• Set task
Find every line in the records below that holds the word "snapshot" and copy it.

• Material supplied
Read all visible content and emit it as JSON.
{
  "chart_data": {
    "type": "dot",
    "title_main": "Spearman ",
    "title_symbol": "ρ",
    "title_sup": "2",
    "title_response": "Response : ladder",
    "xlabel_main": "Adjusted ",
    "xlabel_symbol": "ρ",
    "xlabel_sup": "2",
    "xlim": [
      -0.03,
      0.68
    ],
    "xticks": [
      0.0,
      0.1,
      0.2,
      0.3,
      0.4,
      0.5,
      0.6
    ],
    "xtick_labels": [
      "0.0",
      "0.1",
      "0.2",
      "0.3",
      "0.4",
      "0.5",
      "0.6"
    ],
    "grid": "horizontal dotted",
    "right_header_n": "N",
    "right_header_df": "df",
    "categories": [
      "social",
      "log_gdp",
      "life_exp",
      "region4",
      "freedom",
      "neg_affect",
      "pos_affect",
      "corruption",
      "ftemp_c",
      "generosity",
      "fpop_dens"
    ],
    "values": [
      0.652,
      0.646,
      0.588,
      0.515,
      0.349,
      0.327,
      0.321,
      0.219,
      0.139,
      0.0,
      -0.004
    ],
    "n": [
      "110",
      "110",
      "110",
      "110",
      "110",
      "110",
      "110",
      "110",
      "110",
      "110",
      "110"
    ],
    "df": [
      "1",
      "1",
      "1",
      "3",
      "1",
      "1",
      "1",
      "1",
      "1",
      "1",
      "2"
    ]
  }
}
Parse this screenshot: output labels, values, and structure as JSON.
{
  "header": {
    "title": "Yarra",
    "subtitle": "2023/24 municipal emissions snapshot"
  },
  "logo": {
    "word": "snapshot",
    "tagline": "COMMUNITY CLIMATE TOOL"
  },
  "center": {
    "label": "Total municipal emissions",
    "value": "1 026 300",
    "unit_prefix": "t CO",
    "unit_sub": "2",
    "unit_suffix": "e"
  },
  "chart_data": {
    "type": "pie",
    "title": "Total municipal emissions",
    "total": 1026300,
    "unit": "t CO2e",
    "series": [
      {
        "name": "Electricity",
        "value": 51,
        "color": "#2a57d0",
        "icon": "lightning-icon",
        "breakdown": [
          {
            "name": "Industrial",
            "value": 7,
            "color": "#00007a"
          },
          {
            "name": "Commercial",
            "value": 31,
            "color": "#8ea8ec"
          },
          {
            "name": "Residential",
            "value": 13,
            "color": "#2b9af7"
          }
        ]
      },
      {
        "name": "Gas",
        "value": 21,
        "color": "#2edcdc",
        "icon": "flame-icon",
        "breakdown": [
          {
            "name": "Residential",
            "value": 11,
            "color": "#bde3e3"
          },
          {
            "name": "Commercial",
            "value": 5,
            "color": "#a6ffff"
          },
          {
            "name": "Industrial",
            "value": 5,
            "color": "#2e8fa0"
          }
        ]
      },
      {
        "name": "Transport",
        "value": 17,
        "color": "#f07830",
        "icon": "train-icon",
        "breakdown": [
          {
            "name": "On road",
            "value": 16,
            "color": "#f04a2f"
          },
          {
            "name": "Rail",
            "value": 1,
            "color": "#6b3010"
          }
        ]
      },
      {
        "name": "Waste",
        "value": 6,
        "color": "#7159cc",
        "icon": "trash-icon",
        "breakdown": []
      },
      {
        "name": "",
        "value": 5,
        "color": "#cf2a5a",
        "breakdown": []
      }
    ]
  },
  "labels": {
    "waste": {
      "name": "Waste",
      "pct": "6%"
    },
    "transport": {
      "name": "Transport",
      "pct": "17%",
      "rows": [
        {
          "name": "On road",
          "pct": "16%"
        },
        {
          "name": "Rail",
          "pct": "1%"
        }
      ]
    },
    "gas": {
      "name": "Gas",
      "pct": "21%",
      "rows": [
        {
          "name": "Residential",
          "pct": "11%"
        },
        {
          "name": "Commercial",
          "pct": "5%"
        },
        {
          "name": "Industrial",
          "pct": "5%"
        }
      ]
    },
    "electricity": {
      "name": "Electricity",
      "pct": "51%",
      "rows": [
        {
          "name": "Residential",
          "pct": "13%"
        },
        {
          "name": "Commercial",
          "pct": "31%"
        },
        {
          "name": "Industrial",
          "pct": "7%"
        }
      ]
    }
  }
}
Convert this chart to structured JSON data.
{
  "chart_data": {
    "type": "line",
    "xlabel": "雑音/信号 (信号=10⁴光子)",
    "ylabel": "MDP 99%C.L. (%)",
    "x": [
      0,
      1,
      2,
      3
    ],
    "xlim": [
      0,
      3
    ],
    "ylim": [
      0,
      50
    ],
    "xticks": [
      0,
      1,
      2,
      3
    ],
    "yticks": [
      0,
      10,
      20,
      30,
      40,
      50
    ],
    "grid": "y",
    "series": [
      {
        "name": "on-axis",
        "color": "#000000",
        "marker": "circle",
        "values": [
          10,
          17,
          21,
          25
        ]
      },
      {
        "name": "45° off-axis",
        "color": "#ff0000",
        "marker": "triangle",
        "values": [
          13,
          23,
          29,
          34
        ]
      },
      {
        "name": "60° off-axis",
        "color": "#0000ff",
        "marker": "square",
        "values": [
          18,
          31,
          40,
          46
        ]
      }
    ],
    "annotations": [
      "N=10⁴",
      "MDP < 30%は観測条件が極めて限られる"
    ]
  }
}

• Finished answer
    "subtitle": "2023/24 municipal emissions snapshot"
    "word": "snapshot",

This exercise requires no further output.